▸ RECORDS FOR THE EXERCISE:
──────

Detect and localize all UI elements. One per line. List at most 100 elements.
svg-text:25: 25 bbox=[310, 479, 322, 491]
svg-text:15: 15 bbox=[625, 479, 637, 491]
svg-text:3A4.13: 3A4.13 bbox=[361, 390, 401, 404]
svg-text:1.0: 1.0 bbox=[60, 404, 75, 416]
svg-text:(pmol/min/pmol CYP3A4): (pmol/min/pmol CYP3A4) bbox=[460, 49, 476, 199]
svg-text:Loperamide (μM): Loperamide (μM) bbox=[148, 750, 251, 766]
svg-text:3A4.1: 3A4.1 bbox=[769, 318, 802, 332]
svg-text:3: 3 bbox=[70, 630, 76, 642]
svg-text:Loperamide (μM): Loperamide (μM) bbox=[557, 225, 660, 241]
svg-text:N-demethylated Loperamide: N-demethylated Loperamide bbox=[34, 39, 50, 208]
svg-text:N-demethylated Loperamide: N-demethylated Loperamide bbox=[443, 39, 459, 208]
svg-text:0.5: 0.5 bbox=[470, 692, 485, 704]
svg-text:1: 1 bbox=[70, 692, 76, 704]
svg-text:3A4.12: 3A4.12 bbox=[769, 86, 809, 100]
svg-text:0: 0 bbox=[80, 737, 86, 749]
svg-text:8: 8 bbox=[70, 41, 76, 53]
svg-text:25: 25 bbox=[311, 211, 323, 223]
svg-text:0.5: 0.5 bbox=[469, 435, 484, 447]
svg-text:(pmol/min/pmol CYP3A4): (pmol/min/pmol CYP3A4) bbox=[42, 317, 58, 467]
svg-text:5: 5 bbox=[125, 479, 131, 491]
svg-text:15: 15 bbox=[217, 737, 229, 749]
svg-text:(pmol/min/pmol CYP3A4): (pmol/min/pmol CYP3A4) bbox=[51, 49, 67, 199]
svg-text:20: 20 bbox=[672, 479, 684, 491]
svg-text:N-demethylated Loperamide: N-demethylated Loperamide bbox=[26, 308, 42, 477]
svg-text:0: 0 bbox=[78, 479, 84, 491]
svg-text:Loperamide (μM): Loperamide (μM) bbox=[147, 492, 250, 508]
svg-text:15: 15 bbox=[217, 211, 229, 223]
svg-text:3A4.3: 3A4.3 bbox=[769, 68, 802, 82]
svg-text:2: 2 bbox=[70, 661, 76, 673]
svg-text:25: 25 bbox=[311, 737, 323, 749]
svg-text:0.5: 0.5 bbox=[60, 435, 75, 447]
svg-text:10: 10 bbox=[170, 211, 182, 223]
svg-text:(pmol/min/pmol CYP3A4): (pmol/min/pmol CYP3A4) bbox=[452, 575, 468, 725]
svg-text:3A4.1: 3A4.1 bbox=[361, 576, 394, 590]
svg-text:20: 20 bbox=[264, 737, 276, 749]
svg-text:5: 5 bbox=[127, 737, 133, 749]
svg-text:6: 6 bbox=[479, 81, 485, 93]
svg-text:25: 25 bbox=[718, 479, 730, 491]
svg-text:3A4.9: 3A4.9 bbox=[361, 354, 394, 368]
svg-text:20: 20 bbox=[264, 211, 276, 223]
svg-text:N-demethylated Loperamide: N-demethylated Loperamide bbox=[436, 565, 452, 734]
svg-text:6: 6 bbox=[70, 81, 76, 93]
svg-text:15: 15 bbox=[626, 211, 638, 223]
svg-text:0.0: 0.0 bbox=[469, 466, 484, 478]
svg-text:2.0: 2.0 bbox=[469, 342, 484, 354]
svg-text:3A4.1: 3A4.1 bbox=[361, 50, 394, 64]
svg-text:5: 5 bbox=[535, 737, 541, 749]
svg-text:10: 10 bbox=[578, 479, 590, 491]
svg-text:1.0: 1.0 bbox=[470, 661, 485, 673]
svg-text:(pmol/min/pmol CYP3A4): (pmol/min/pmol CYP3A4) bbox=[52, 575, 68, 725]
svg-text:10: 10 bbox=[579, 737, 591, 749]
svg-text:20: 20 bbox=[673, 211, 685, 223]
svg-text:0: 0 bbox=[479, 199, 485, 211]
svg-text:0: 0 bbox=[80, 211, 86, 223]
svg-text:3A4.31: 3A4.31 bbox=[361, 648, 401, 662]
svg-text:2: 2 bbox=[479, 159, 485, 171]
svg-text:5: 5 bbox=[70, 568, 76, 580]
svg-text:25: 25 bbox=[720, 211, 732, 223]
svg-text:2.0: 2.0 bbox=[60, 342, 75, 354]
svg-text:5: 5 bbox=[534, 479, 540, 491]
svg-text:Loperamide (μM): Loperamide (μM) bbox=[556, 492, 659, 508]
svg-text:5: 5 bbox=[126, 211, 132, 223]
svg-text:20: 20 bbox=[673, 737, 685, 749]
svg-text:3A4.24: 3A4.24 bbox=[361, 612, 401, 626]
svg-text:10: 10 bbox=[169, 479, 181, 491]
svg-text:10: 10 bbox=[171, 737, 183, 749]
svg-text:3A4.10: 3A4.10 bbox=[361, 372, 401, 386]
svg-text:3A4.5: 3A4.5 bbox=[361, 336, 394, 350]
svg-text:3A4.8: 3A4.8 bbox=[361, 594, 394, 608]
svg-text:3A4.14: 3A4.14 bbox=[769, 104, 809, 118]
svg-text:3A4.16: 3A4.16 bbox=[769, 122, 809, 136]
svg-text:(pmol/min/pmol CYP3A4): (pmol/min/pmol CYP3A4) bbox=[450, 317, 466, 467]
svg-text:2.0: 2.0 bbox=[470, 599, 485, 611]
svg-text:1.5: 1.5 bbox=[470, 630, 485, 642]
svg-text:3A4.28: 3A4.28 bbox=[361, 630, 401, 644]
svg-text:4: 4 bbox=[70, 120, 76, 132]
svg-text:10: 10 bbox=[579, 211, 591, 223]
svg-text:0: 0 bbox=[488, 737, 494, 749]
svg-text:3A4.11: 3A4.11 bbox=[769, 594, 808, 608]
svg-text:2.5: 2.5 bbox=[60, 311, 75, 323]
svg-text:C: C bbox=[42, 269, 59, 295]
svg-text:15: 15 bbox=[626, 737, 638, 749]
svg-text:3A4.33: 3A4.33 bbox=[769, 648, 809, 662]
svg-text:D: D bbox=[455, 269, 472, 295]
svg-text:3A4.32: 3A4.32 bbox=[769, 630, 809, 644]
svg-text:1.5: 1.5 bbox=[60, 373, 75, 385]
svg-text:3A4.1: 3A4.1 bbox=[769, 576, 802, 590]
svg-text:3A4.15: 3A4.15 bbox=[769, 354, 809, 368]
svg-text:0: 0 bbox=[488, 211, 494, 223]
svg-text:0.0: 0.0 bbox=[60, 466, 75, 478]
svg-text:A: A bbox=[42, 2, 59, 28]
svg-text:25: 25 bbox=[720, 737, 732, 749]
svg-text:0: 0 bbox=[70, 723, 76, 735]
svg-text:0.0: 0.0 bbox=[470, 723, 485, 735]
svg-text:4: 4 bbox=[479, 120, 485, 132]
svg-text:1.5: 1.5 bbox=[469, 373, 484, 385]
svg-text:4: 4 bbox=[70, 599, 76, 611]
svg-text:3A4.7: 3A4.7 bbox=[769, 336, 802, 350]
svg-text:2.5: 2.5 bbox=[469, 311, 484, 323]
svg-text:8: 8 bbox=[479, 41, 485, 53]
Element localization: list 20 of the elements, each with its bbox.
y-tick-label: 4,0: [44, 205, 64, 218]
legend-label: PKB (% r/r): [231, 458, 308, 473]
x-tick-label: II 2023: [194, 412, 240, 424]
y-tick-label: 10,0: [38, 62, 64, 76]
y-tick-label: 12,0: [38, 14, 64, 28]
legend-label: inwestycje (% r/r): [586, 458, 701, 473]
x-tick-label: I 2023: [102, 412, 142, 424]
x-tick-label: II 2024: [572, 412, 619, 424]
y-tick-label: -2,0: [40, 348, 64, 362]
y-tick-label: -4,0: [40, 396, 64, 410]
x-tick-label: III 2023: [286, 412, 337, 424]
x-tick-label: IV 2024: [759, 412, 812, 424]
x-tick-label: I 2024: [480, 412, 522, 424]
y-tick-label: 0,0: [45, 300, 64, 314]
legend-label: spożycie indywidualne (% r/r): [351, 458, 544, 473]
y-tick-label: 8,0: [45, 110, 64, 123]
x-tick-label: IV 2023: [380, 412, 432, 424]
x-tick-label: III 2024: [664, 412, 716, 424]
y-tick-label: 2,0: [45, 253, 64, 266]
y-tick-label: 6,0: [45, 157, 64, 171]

──────

▸ DIRECTION: Quote the records word for word, starting at their first line and ending at the line that contains "317, 58, 467]", with that line included.

▸ SOLVED PROBLEM:
Detect and localize all UI elements. One per line. List at most 100 elements.
svg-text:25: 25 bbox=[310, 479, 322, 491]
svg-text:15: 15 bbox=[625, 479, 637, 491]
svg-text:3A4.13: 3A4.13 bbox=[361, 390, 401, 404]
svg-text:1.0: 1.0 bbox=[60, 404, 75, 416]
svg-text:(pmol/min/pmol CYP3A4): (pmol/min/pmol CYP3A4) bbox=[460, 49, 476, 199]
svg-text:Loperamide (μM): Loperamide (μM) bbox=[148, 750, 251, 766]
svg-text:3A4.1: 3A4.1 bbox=[769, 318, 802, 332]
svg-text:3: 3 bbox=[70, 630, 76, 642]
svg-text:Loperamide (μM): Loperamide (μM) bbox=[557, 225, 660, 241]
svg-text:N-demethylated Loperamide: N-demethylated Loperamide bbox=[34, 39, 50, 208]
svg-text:N-demethylated Loperamide: N-demethylated Loperamide bbox=[443, 39, 459, 208]
svg-text:0.5: 0.5 bbox=[470, 692, 485, 704]
svg-text:1: 1 bbox=[70, 692, 76, 704]
svg-text:3A4.12: 3A4.12 bbox=[769, 86, 809, 100]
svg-text:0: 0 bbox=[80, 737, 86, 749]
svg-text:8: 8 bbox=[70, 41, 76, 53]
svg-text:25: 25 bbox=[311, 211, 323, 223]
svg-text:0.5: 0.5 bbox=[469, 435, 484, 447]
svg-text:(pmol/min/pmol CYP3A4): (pmol/min/pmol CYP3A4) bbox=[42, 317, 58, 467]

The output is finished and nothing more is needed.